WHAT YOU HAVE TO DO:
Print the full listing exactly.

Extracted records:
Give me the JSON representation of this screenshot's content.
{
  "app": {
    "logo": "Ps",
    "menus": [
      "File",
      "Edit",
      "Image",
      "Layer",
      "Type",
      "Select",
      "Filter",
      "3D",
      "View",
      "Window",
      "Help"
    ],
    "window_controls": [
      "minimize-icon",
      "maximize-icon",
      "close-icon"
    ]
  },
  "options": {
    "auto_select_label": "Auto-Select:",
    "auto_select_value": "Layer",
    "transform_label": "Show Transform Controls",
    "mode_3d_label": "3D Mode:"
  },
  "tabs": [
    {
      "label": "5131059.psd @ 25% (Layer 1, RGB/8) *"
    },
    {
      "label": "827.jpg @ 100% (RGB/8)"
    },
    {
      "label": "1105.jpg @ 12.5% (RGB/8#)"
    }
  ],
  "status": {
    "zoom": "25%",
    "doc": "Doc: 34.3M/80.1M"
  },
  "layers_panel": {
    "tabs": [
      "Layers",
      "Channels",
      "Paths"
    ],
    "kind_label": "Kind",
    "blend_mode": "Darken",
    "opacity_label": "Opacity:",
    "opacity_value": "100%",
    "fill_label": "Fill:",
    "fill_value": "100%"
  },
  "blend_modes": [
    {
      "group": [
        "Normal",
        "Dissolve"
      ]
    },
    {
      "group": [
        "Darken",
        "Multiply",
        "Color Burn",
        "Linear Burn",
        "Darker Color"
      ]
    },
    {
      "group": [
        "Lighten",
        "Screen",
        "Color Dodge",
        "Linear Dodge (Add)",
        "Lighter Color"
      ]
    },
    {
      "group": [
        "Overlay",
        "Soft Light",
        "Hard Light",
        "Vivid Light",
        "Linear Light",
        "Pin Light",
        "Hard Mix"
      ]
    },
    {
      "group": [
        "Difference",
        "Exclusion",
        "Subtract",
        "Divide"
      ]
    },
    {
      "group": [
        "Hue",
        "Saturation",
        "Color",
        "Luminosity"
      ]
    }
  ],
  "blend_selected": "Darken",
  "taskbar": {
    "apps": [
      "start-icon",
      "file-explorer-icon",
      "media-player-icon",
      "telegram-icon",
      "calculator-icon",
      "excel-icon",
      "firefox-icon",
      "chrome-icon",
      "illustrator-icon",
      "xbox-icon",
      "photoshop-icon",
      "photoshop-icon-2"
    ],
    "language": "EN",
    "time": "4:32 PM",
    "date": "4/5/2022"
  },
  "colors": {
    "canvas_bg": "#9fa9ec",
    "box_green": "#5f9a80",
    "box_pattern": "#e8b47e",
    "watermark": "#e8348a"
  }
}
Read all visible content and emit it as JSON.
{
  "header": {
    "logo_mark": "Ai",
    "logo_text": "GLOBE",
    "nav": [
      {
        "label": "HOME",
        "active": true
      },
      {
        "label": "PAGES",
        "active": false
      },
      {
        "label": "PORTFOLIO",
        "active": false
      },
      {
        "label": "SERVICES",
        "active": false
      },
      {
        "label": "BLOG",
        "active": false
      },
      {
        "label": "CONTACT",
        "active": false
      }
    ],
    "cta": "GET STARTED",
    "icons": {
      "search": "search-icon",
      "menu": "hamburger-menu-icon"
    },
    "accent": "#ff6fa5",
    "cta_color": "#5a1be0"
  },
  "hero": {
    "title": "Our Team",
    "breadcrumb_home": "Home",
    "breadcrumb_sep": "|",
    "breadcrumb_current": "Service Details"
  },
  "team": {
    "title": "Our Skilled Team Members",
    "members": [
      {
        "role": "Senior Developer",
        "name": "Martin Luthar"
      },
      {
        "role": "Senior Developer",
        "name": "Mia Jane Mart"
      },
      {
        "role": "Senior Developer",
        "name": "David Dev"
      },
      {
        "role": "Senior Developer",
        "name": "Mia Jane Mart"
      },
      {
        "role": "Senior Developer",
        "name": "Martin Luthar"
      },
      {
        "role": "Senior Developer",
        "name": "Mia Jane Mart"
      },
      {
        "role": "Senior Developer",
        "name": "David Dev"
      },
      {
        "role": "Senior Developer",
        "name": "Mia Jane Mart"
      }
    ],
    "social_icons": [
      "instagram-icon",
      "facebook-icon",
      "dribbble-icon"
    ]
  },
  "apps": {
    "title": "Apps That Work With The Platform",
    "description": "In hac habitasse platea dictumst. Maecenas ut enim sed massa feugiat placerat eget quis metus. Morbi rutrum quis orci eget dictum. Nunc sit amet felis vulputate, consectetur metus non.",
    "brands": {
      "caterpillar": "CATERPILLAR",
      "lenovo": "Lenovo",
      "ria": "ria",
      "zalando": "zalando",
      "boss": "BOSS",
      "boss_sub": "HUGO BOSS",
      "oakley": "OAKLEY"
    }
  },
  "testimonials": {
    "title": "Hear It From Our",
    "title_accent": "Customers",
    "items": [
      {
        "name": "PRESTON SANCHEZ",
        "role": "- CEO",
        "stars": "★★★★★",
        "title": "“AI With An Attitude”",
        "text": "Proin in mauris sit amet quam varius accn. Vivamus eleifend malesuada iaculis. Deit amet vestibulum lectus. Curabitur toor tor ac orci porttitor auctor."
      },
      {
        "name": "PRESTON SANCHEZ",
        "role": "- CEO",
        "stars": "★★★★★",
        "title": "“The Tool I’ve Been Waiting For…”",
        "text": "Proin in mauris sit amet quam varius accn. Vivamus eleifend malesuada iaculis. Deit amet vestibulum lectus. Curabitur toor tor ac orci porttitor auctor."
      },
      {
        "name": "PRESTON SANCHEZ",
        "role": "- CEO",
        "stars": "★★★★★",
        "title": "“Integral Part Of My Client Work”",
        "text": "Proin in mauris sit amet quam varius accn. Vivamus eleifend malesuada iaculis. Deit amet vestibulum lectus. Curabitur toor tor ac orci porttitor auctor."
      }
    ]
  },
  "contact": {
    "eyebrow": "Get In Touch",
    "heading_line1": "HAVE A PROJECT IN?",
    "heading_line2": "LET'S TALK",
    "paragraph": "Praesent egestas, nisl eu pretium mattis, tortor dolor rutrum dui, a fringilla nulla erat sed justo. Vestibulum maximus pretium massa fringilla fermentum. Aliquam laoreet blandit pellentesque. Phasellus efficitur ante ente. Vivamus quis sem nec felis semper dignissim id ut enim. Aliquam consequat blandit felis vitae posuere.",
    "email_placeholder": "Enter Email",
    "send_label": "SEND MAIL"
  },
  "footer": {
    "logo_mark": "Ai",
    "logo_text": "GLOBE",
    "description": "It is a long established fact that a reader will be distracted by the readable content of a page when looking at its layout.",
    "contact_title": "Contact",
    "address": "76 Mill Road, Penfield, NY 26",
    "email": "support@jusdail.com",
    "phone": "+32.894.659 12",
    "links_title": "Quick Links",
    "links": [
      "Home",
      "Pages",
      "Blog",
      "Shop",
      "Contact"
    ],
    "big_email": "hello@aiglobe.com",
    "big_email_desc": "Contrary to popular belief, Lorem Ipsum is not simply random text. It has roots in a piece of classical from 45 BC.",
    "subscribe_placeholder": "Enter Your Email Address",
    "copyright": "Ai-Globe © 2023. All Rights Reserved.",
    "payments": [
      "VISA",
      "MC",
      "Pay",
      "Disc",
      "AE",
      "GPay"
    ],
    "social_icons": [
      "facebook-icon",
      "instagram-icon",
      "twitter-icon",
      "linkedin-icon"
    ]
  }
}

FULL RESPONSE:
Give me the JSON representation of this screenshot's content.
{
  "app": {
    "logo": "Ps",
    "menus": [
      "File",
      "Edit",
      "Image",
      "Layer",
      "Type",
      "Select",
      "Filter",
      "3D",
      "View",
      "Window",
      "Help"
    ],
    "window_controls": [
      "minimize-icon",
      "maximize-icon",
      "close-icon"
    ]
  },
  "options": {
    "auto_select_label": "Auto-Select:",
    "auto_select_value": "Layer",
    "transform_label": "Show Transform Controls",
    "mode_3d_label": "3D Mode:"
  },
  "tabs": [
    {
      "label": "5131059.psd @ 25% (Layer 1, RGB/8) *"
    },
    {
      "label": "827.jpg @ 100% (RGB/8)"
    },
    {
      "label": "1105.jpg @ 12.5% (RGB/8#)"
    }
  ],
  "status": {
    "zoom": "25%",
    "doc": "Doc: 34.3M/80.1M"
  },
  "layers_panel": {
    "tabs": [
      "Layers",
      "Channels",
      "Paths"
    ],
    "kind_label": "Kind",
    "blend_mode": "Darken",
    "opacity_label": "Opacity:",
    "opacity_value": "100%",
    "fill_label": "Fill:",
    "fill_value": "100%"
  },
  "blend_modes": [
    {
      "group": [
        "Normal",
        "Dissolve"
      ]
    },
    {
      "group": [
        "Darken",
        "Multiply",
        "Color Burn",
        "Linear Burn",
        "Darker Color"
      ]
    },
    {
      "group": [
        "Lighten",
        "Screen",
        "Color Dodge",
        "Linear Dodge (Add)",
        "Lighter Color"
      ]
    },
    {
      "group": [
        "Overlay",
        "Soft Light",
        "Hard Light",
        "Vivid Light",
        "Linear Light",
        "Pin Light",
        "Hard Mix"
      ]
    },
    {
      "group": [
        "Difference",
        "Exclusion",
        "Subtract",
        "Divide"
      ]
    },
    {
      "group": [
        "Hue",
        "Saturation",
        "Color",
        "Luminosity"
      ]
    }
  ],
  "blend_selected": "Darken",
  "taskbar": {
    "apps": [
      "start-icon",
      "file-explorer-icon",
      "media-player-icon",
      "telegram-icon",
      "calculator-icon",
      "excel-icon",
      "firefox-icon",
      "chrome-icon",
      "illustrator-icon",
      "xbox-icon",
      "photoshop-icon",
      "photoshop-icon-2"
    ],
    "language": "EN",
    "time": "4:32 PM",
    "date": "4/5/2022"
  },
  "colors": {
    "canvas_bg": "#9fa9ec",
    "box_green": "#5f9a80",
    "box_pattern": "#e8b47e",
    "watermark": "#e8348a"
  }
}
Read all visible content and emit it as JSON.
{
  "header": {
    "logo_mark": "Ai",
    "logo_text": "GLOBE",
    "nav": [
      {
        "label": "HOME",
        "active": true
      },
      {
        "label": "PAGES",
        "active": false
      },
      {
        "label": "PORTFOLIO",
        "active": false
      },
      {
        "label": "SERVICES",
        "active": false
      },
      {
        "label": "BLOG",
        "active": false
      },
      {
        "label": "CONTACT",
        "active": false
      }
    ],
    "cta": "GET STARTED",
    "icons": {
      "search": "search-icon",
      "menu": "hamburger-menu-icon"
    },
    "accent": "#ff6fa5",
    "cta_color": "#5a1be0"
  },
  "hero": {
    "title": "Our Team",
    "breadcrumb_home": "Home",
    "breadcrumb_sep": "|",
    "breadcrumb_current": "Service Details"
  },
  "team": {
    "title": "Our Skilled Team Members",
    "members": [
      {
        "role": "Senior Developer",
        "name": "Martin Luthar"
      },
      {
        "role": "Senior Developer",
        "name": "Mia Jane Mart"
      },
      {
        "role": "Senior Developer",
        "name": "David Dev"
      },
      {
        "role": "Senior Developer",
        "name": "Mia Jane Mart"
      },
      {
        "role": "Senior Developer",
        "name": "Martin Luthar"
      },
      {
        "role": "Senior Developer",
        "name": "Mia Jane Mart"
      },
      {
        "role": "Senior Developer",
        "name": "David Dev"
      },
      {
        "role": "Senior Developer",
        "name": "Mia Jane Mart"
      }
    ],
    "social_icons": [
      "instagram-icon",
      "facebook-icon",
      "dribbble-icon"
    ]
  },
  "apps": {
    "title": "Apps That Work With The Platform",
    "description": "In hac habitasse platea dictumst. Maecenas ut enim sed massa feugiat placerat eget quis metus. Morbi rutrum quis orci eget dictum. Nunc sit amet felis vulputate, consectetur metus non.",
    "brands": {
      "caterpillar": "CATERPILLAR",
      "lenovo": "Lenovo",
      "ria": "ria",
      "zalando": "zalando",
      "boss": "BOSS",
      "boss_sub": "HUGO BOSS",
      "oakley": "OAKLEY"
    }
  },
  "testimonials": {
    "title": "Hear It From Our",
    "title_accent": "Customers",
    "items": [
      {
        "name": "PRESTON SANCHEZ",
        "role": "- CEO",
        "stars": "★★★★★",
        "title": "“AI With An Attitude”",
        "text": "Proin in mauris sit amet quam varius accn. Vivamus eleifend malesuada iaculis. Deit amet vestibulum lectus. Curabitur toor tor ac orci porttitor auctor."
      },
      {
        "name": "PRESTON SANCHEZ",
        "role": "- CEO",
        "stars": "★★★★★",
        "title": "“The Tool I’ve Been Waiting For…”",
        "text": "Proin in mauris sit amet quam varius accn. Vivamus eleifend malesuada iaculis. Deit amet vestibulum lectus. Curabitur toor tor ac orci porttitor auctor."
      },
      {
        "name": "PRESTON SANCHEZ",
        "role": "- CEO",
        "stars": "★★★★★",
        "title": "“Integral Part Of My Client Work”",
        "text": "Proin in mauris sit amet quam varius accn. Vivamus eleifend malesuada iaculis. Deit amet vestibulum lectus. Curabitur toor tor ac orci porttitor auctor."
      }
    ]
  },
  "contact": {
    "eyebrow": "Get In Touch",
    "heading_line1": "HAVE A PROJECT IN?",
    "heading_line2": "LET'S TALK",
    "paragraph": "Praesent egestas, nisl eu pretium mattis, tortor dolor rutrum dui, a fringilla nulla erat sed justo. Vestibulum maximus pretium massa fringilla fermentum. Aliquam laoreet blandit pellentesque. Phasellus efficitur ante ente. Vivamus quis sem nec felis semper dignissim id ut enim. Aliquam consequat blandit felis vitae posuere.",
    "email_placeholder": "Enter Email",
    "send_label": "SEND MAIL"
  },
  "footer": {
    "logo_mark": "Ai",
    "logo_text": "GLOBE",
    "description": "It is a long established fact that a reader will be distracted by the readable content of a page when looking at its layout.",
    "contact_title": "Contact",
    "address": "76 Mill Road, Penfield, NY 26",
    "email": "support@jusdail.com",
    "phone": "+32.894.659 12",
    "links_title": "Quick Links",
    "links": [
      "Home",
      "Pages",
      "Blog",
      "Shop",
      "Contact"
    ],
    "big_email": "hello@aiglobe.com",
    "big_email_desc": "Contrary to popular belief, Lorem Ipsum is not simply random text. It has roots in a piece of classical from 45 BC.",
    "subscribe_placeholder": "Enter Your Email Address",
    "copyright": "Ai-Globe © 2023. All Rights Reserved.",
    "payments": [
      "VISA",
      "MC",
      "Pay",
      "Disc",
      "AE",
      "GPay"
    ],
    "social_icons": [
      "facebook-icon",
      "instagram-icon",
      "twitter-icon",
      "linkedin-icon"
    ]
  }
}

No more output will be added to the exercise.